--- start LISTED RECORDS ---

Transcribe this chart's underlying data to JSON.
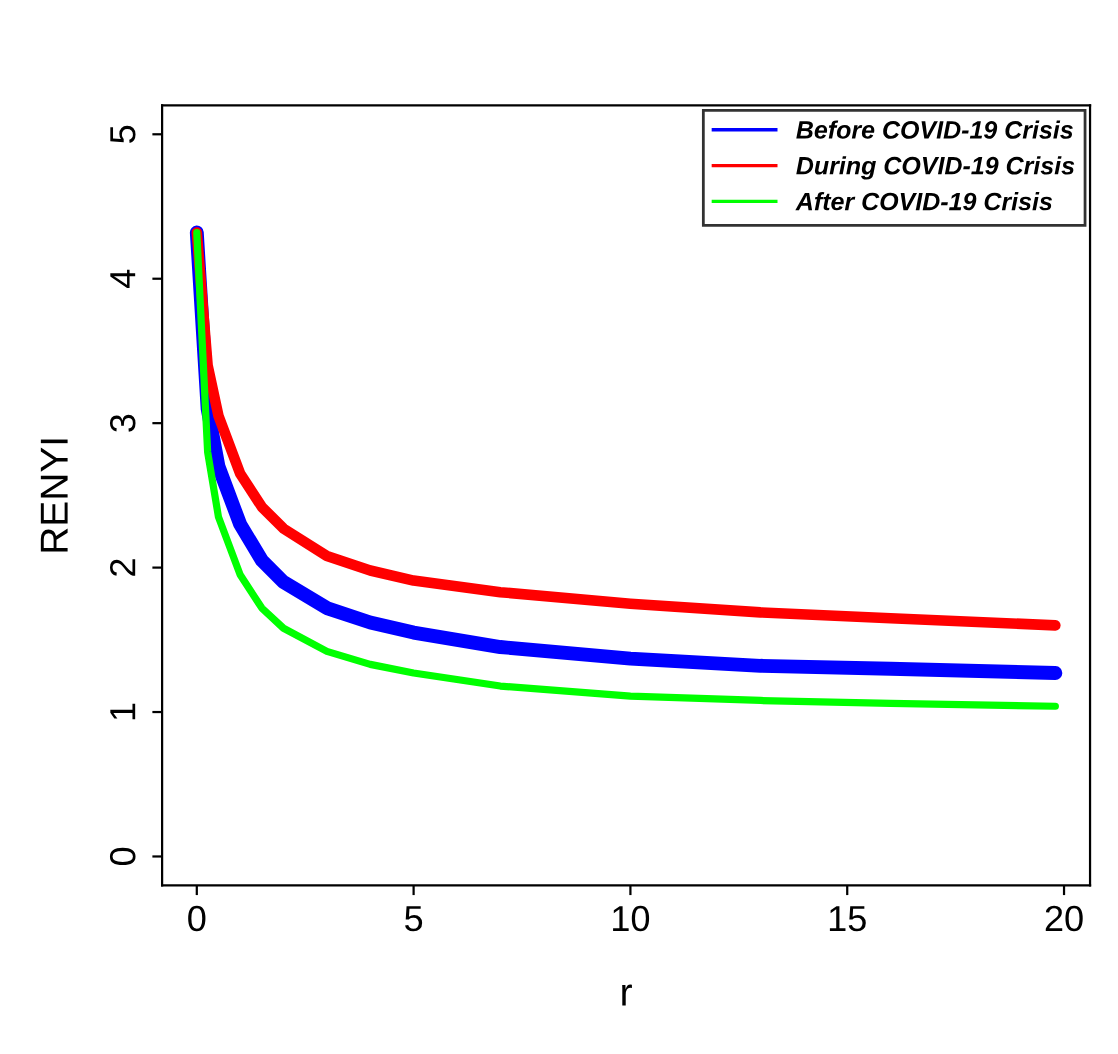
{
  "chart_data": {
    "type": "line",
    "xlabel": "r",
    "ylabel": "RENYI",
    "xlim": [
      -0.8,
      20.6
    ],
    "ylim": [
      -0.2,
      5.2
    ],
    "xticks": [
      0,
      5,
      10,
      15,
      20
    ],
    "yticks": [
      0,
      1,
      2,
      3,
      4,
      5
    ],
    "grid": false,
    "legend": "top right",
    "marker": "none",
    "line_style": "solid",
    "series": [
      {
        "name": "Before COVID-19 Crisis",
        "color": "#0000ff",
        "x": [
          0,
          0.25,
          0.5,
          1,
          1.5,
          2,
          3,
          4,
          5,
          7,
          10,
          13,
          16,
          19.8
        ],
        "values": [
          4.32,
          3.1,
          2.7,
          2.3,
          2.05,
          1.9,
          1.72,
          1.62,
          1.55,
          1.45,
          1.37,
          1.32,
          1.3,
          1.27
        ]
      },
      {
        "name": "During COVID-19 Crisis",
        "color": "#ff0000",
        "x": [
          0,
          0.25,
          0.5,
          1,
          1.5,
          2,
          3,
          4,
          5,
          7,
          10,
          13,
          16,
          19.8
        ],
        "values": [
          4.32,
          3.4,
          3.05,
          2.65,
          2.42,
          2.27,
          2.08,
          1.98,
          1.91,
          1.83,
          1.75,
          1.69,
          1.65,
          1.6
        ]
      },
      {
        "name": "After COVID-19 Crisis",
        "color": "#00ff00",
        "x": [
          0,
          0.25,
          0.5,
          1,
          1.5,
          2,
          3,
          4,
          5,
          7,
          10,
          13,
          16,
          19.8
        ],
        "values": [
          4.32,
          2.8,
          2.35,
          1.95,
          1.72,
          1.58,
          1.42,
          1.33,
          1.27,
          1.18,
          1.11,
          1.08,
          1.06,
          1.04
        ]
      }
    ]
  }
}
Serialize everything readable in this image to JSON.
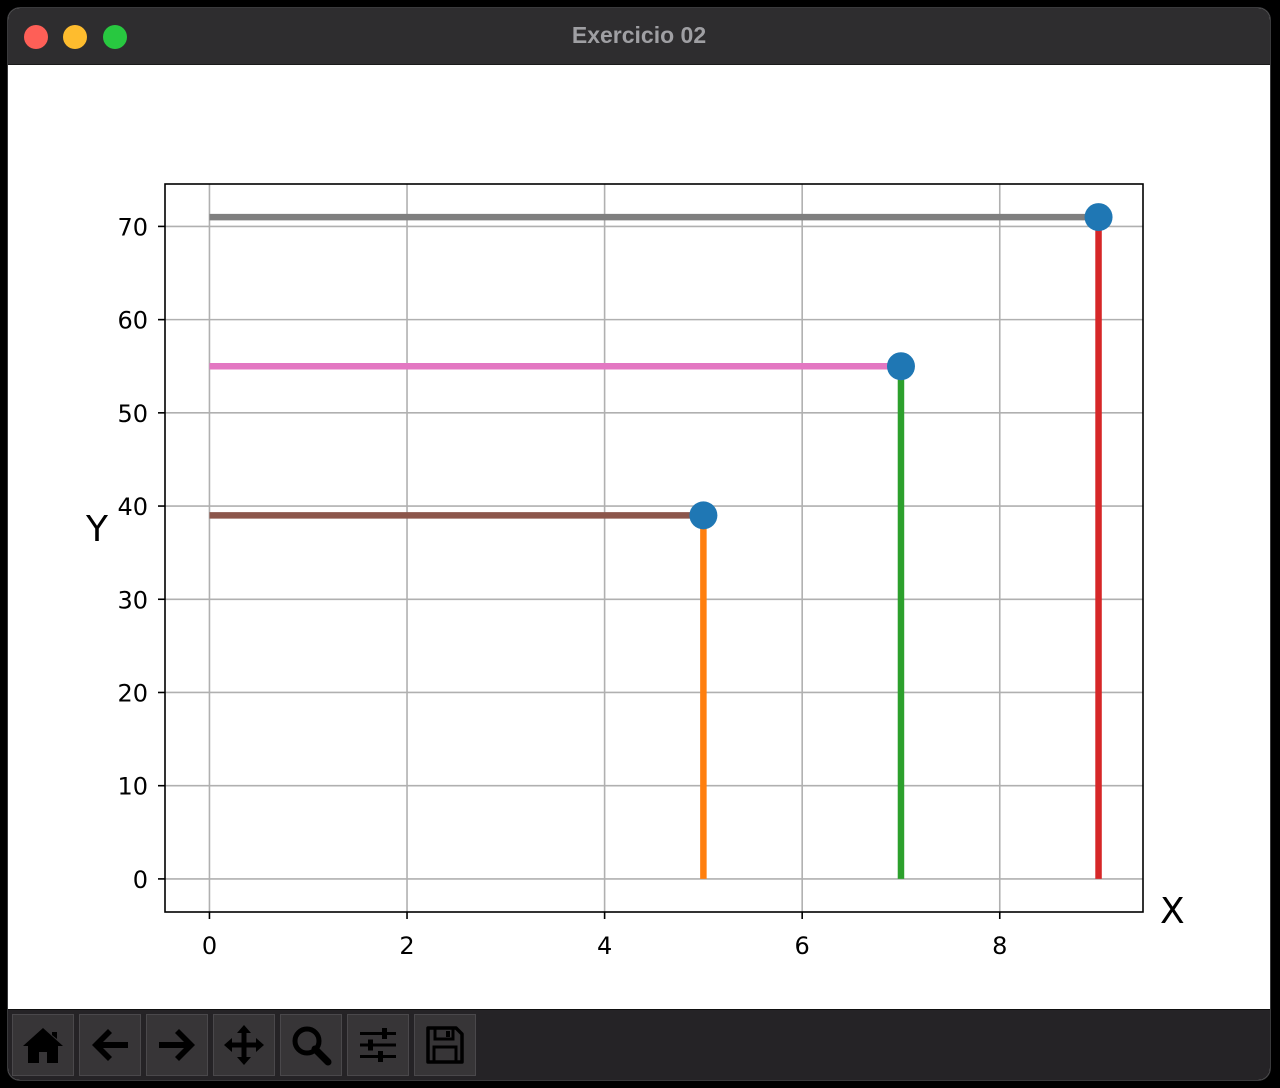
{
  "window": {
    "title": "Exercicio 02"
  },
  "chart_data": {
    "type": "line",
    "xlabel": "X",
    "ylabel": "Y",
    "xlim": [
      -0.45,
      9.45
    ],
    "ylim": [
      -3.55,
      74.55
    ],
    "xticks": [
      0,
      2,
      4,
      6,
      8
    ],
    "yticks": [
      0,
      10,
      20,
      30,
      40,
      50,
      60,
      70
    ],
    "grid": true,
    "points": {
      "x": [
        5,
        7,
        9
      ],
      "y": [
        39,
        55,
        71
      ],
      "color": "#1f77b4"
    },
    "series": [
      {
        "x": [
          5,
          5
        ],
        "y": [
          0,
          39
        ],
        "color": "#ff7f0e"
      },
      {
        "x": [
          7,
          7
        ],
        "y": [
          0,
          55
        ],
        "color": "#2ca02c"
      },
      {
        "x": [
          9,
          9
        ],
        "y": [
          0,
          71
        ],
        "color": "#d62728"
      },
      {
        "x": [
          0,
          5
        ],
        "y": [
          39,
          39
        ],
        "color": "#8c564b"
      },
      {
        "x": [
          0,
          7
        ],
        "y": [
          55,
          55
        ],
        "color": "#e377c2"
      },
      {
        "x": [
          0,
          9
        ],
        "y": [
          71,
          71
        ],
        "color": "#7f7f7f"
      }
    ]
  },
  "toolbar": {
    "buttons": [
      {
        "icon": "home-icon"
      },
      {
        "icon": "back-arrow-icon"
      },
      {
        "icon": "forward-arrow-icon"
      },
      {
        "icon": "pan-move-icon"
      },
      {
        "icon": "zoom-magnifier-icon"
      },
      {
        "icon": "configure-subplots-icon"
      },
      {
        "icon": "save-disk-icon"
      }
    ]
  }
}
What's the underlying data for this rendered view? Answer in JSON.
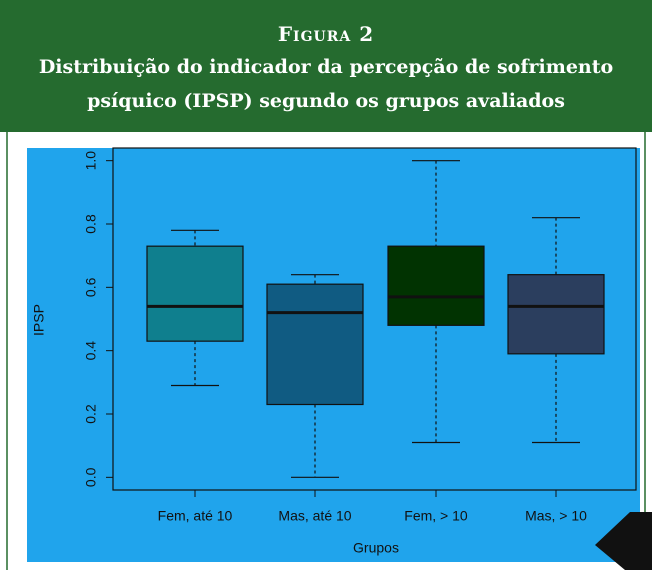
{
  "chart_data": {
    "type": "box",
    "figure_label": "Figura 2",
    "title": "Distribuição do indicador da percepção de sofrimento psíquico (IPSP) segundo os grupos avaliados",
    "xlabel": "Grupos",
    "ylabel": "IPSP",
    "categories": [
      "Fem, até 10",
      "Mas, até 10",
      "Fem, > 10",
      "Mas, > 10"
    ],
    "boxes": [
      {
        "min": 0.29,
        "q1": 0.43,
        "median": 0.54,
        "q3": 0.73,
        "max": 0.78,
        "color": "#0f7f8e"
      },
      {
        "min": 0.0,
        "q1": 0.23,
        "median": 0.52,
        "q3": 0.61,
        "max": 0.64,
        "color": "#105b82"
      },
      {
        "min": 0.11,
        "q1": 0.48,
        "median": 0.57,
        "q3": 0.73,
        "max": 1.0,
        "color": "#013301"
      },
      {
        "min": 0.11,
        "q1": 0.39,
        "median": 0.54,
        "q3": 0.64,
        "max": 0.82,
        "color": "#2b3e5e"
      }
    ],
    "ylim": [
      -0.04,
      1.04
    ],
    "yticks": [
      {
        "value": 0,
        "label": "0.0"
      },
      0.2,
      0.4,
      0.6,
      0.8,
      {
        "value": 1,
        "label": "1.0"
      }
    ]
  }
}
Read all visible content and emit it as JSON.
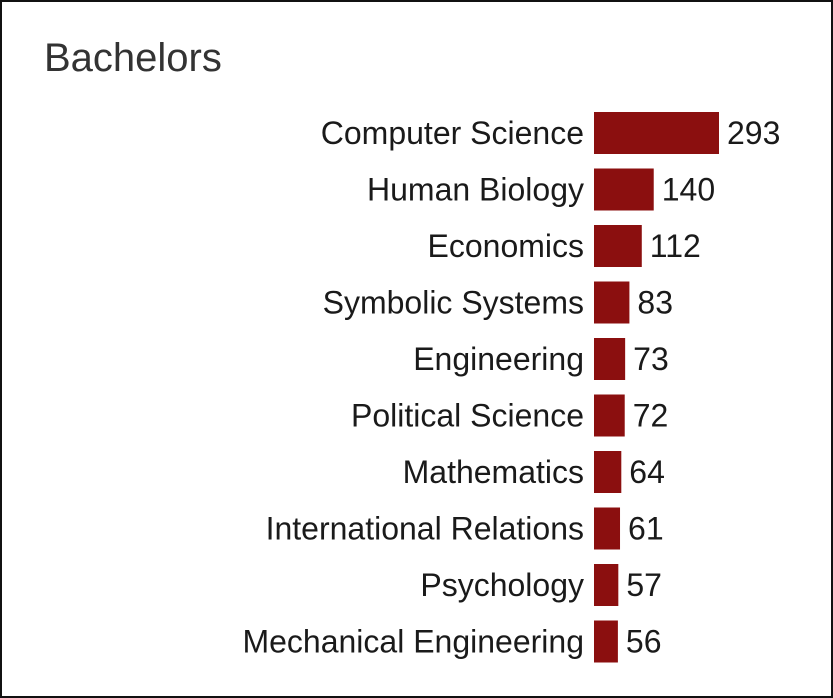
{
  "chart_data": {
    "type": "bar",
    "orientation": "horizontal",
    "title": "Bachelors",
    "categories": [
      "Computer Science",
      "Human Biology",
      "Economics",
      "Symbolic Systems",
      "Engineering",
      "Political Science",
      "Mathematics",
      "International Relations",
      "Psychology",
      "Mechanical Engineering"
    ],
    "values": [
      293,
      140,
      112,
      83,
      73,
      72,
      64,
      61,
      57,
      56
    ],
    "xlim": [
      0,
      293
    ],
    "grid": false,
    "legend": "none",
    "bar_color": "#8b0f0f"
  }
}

--- end LISTED RECORDS ---

SET TASK:
Repeat each entry exactly as given; no pictures belong in the copy.

RESULT OF THE EXERCISE:
Transcribe this chart's underlying data to JSON.
{
  "chart_data": {
    "type": "line",
    "xlabel": "r",
    "ylabel": "RENYI",
    "xlim": [
      -0.8,
      20.6
    ],
    "ylim": [
      -0.2,
      5.2
    ],
    "xticks": [
      0,
      5,
      10,
      15,
      20
    ],
    "yticks": [
      0,
      1,
      2,
      3,
      4,
      5
    ],
    "grid": false,
    "legend": "top right",
    "marker": "none",
    "line_style": "solid",
    "series": [
      {
        "name": "Before COVID-19 Crisis",
        "color": "#0000ff",
        "x": [
          0,
          0.25,
          0.5,
          1,
          1.5,
          2,
          3,
          4,
          5,
          7,
          10,
          13,
          16,
          19.8
        ],
        "values": [
          4.32,
          3.1,
          2.7,
          2.3,
          2.05,
          1.9,
          1.72,
          1.62,
          1.55,
          1.45,
          1.37,
          1.32,
          1.3,
          1.27
        ]
      },
      {
        "name": "During COVID-19 Crisis",
        "color": "#ff0000",
        "x": [
          0,
          0.25,
          0.5,
          1,
          1.5,
          2,
          3,
          4,
          5,
          7,
          10,
          13,
          16,
          19.8
        ],
        "values": [
          4.32,
          3.4,
          3.05,
          2.65,
          2.42,
          2.27,
          2.08,
          1.98,
          1.91,
          1.83,
          1.75,
          1.69,
          1.65,
          1.6
        ]
      },
      {
        "name": "After COVID-19 Crisis",
        "color": "#00ff00",
        "x": [
          0,
          0.25,
          0.5,
          1,
          1.5,
          2,
          3,
          4,
          5,
          7,
          10,
          13,
          16,
          19.8
        ],
        "values": [
          4.32,
          2.8,
          2.35,
          1.95,
          1.72,
          1.58,
          1.42,
          1.33,
          1.27,
          1.18,
          1.11,
          1.08,
          1.06,
          1.04
        ]
      }
    ]
  }
}
Serialize everything readable in this image to JSON.
{
  "window": {
    "title": "Exercicio 02"
  },
  "chart_data": {
    "type": "line",
    "xlabel": "X",
    "ylabel": "Y",
    "xlim": [
      -0.45,
      9.45
    ],
    "ylim": [
      -3.55,
      74.55
    ],
    "xticks": [
      0,
      2,
      4,
      6,
      8
    ],
    "yticks": [
      0,
      10,
      20,
      30,
      40,
      50,
      60,
      70
    ],
    "grid": true,
    "points": {
      "x": [
        5,
        7,
        9
      ],
      "y": [
        39,
        55,
        71
      ],
      "color": "#1f77b4"
    },
    "series": [
      {
        "x": [
          5,
          5
        ],
        "y": [
          0,
          39
        ],
        "color": "#ff7f0e"
      },
      {
        "x": [
          7,
          7
        ],
        "y": [
          0,
          55
        ],
        "color": "#2ca02c"
      },
      {
        "x": [
          9,
          9
        ],
        "y": [
          0,
          71
        ],
        "color": "#d62728"
      },
      {
        "x": [
          0,
          5
        ],
        "y": [
          39,
          39
        ],
        "color": "#8c564b"
      },
      {
        "x": [
          0,
          7
        ],
        "y": [
          55,
          55
        ],
        "color": "#e377c2"
      },
      {
        "x": [
          0,
          9
        ],
        "y": [
          71,
          71
        ],
        "color": "#7f7f7f"
      }
    ]
  },
  "toolbar": {
    "buttons": [
      {
        "icon": "home-icon"
      },
      {
        "icon": "back-arrow-icon"
      },
      {
        "icon": "forward-arrow-icon"
      },
      {
        "icon": "pan-move-icon"
      },
      {
        "icon": "zoom-magnifier-icon"
      },
      {
        "icon": "configure-subplots-icon"
      },
      {
        "icon": "save-disk-icon"
      }
    ]
  }
}
What's the underlying data for this rendered view? Answer in JSON.
{
  "chart_data": {
    "type": "box",
    "figure_label": "Figura 2",
    "title": "Distribuição do indicador da percepção de sofrimento psíquico (IPSP) segundo os grupos avaliados",
    "xlabel": "Grupos",
    "ylabel": "IPSP",
    "categories": [
      "Fem, até 10",
      "Mas, até 10",
      "Fem, > 10",
      "Mas, > 10"
    ],
    "boxes": [
      {
        "min": 0.29,
        "q1": 0.43,
        "median": 0.54,
        "q3": 0.73,
        "max": 0.78,
        "color": "#0f7f8e"
      },
      {
        "min": 0.0,
        "q1": 0.23,
        "median": 0.52,
        "q3": 0.61,
        "max": 0.64,
        "color": "#105b82"
      },
      {
        "min": 0.11,
        "q1": 0.48,
        "median": 0.57,
        "q3": 0.73,
        "max": 1.0,
        "color": "#013301"
      },
      {
        "min": 0.11,
        "q1": 0.39,
        "median": 0.54,
        "q3": 0.64,
        "max": 0.82,
        "color": "#2b3e5e"
      }
    ],
    "ylim": [
      -0.04,
      1.04
    ],
    "yticks": [
      {
        "value": 0,
        "label": "0.0"
      },
      0.2,
      0.4,
      0.6,
      0.8,
      {
        "value": 1,
        "label": "1.0"
      }
    ]
  }
}
Read all visible content and emit it as JSON.
{
  "chart_data": {
    "type": "bar",
    "orientation": "horizontal",
    "title": "Bachelors",
    "categories": [
      "Computer Science",
      "Human Biology",
      "Economics",
      "Symbolic Systems",
      "Engineering",
      "Political Science",
      "Mathematics",
      "International Relations",
      "Psychology",
      "Mechanical Engineering"
    ],
    "values": [
      293,
      140,
      112,
      83,
      73,
      72,
      64,
      61,
      57,
      56
    ],
    "xlim": [
      0,
      293
    ],
    "grid": false,
    "legend": "none",
    "bar_color": "#8b0f0f"
  }
}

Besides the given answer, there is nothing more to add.